--- DATA ROWS ---

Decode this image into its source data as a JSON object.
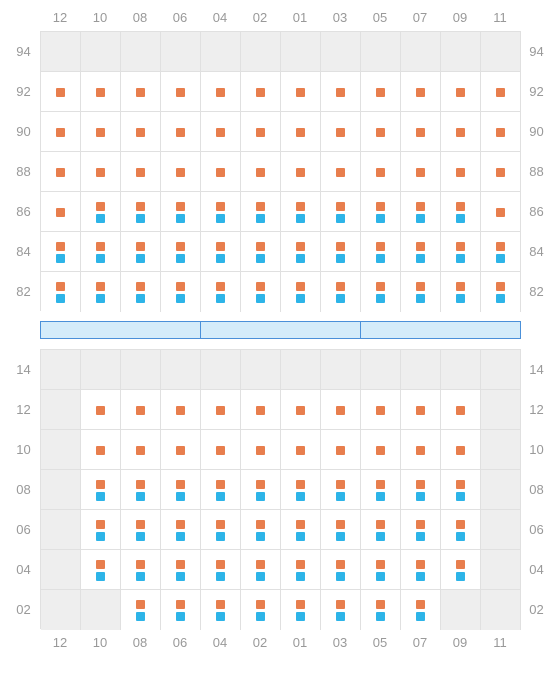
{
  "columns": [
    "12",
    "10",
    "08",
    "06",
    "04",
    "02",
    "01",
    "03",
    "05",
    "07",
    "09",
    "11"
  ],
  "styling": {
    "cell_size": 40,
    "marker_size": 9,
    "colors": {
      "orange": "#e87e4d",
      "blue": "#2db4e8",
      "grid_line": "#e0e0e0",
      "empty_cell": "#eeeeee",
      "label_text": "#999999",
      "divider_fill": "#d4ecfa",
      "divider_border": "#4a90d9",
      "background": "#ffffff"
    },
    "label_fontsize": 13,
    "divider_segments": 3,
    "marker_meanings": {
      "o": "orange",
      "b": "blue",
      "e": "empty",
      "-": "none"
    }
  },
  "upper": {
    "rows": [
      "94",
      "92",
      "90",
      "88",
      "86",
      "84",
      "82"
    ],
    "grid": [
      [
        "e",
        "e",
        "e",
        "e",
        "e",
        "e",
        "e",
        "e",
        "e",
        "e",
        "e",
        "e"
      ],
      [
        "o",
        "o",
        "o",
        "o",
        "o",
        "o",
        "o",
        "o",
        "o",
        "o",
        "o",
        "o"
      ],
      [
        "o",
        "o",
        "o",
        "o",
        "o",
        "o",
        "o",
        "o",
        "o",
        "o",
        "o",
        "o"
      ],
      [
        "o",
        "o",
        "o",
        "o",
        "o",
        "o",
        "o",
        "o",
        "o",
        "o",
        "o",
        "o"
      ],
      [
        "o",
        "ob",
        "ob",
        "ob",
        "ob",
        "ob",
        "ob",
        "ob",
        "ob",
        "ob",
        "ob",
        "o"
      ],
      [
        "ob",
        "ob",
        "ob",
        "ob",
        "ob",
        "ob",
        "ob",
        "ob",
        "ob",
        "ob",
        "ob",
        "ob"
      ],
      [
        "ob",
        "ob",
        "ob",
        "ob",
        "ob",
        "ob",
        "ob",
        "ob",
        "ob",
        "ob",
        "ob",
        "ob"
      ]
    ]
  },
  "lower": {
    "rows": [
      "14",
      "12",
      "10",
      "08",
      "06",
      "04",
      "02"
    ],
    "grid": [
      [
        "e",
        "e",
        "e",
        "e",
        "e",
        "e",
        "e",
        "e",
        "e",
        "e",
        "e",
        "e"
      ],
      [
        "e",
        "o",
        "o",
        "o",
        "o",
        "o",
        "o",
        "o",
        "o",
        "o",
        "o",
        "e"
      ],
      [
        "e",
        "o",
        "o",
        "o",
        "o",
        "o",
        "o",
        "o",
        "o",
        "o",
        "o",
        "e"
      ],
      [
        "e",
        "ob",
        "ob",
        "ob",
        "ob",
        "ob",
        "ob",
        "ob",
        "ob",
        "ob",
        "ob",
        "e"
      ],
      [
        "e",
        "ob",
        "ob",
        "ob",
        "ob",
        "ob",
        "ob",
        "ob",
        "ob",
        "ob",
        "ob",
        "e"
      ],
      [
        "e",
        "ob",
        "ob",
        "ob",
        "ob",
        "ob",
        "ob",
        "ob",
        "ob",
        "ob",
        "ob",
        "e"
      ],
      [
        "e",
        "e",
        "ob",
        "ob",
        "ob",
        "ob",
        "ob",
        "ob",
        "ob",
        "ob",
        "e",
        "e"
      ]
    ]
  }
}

---
--- DATA ROWS ---

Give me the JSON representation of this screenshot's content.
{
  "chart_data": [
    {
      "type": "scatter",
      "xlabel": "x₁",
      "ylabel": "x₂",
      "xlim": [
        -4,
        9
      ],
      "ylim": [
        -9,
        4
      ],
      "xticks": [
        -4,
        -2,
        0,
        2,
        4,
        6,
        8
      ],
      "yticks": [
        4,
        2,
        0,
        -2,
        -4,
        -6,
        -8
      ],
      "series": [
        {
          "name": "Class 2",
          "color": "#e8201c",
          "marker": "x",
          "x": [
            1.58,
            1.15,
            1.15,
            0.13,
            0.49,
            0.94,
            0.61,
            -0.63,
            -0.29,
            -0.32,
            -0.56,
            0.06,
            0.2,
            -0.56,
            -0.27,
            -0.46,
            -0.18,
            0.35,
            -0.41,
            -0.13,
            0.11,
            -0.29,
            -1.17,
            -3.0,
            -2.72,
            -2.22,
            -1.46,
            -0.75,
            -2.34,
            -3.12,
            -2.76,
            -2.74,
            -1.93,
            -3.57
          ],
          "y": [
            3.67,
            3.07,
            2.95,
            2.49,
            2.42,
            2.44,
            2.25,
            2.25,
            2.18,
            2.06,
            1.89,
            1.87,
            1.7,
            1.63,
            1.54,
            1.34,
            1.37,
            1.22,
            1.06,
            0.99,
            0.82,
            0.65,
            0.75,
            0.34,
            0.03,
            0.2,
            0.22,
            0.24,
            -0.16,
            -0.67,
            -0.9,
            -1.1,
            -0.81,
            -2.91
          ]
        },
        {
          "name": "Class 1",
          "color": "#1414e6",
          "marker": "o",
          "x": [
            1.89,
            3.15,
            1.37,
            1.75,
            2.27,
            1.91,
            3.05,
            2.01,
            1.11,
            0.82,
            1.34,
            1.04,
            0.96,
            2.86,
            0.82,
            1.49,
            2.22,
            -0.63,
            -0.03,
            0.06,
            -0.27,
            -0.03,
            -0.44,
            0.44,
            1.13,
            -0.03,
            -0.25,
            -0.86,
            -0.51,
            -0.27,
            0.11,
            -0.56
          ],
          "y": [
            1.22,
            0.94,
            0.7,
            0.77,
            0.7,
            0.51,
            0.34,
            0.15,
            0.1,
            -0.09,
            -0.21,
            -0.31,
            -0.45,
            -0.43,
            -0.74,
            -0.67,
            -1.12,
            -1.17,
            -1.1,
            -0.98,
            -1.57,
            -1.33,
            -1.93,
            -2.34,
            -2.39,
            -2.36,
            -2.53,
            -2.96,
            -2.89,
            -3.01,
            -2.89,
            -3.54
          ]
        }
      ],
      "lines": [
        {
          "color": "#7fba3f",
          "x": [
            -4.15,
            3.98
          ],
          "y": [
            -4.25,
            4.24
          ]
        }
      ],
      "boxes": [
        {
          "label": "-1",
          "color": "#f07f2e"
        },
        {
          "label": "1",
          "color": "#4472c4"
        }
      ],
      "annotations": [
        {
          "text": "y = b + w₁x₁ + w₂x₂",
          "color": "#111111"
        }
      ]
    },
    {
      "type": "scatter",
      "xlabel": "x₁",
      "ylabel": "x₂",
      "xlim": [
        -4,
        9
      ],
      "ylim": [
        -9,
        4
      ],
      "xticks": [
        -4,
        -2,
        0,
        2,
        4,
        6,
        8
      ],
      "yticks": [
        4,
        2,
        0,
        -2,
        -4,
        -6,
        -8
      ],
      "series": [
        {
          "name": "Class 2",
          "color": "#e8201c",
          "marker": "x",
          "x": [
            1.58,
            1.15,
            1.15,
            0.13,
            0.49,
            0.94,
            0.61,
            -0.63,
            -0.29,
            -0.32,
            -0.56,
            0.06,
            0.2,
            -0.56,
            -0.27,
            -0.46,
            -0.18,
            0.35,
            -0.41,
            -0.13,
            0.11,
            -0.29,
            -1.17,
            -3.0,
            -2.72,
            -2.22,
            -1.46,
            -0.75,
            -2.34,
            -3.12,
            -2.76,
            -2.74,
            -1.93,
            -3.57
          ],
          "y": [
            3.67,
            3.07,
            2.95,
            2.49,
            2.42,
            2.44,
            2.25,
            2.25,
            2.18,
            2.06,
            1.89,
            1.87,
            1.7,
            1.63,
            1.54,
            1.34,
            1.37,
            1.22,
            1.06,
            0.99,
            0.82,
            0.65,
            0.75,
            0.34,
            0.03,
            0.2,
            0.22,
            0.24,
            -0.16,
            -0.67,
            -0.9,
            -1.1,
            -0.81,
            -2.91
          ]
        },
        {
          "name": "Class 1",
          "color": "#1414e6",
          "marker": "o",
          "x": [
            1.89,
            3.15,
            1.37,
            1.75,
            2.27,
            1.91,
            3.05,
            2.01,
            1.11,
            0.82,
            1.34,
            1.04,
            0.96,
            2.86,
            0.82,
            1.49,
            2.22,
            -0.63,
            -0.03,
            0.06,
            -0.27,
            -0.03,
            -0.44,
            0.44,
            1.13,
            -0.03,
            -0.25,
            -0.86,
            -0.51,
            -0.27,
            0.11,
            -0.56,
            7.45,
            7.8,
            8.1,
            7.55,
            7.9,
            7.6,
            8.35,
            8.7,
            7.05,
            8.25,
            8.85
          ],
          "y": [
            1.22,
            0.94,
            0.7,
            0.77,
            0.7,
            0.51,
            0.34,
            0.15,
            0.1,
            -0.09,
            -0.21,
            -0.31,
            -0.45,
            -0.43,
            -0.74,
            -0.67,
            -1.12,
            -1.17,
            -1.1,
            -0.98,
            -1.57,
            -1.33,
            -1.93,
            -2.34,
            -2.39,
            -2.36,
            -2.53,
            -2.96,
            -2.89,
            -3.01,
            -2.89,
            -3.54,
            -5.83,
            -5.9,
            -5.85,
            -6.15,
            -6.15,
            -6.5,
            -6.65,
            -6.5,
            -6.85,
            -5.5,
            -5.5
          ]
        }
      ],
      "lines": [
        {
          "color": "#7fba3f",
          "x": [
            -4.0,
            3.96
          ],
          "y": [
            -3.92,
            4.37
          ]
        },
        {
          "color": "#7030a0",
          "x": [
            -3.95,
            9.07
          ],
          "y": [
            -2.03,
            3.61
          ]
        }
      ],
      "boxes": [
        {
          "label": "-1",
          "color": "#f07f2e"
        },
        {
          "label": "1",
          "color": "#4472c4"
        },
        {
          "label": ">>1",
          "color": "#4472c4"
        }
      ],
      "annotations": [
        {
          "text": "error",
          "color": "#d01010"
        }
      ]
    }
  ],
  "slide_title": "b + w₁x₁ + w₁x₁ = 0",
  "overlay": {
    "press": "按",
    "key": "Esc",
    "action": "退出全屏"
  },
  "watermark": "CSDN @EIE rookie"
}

---

_WRITTEN EXERCISE_: Where a line above contains the word "w₁x₁", copy that line.

_EXERCISE ANSWER_:
          "text": "y = b + w₁x₁ + w₂x₂",
  "slide_title": "b + w₁x₁ + w₁x₁ = 0",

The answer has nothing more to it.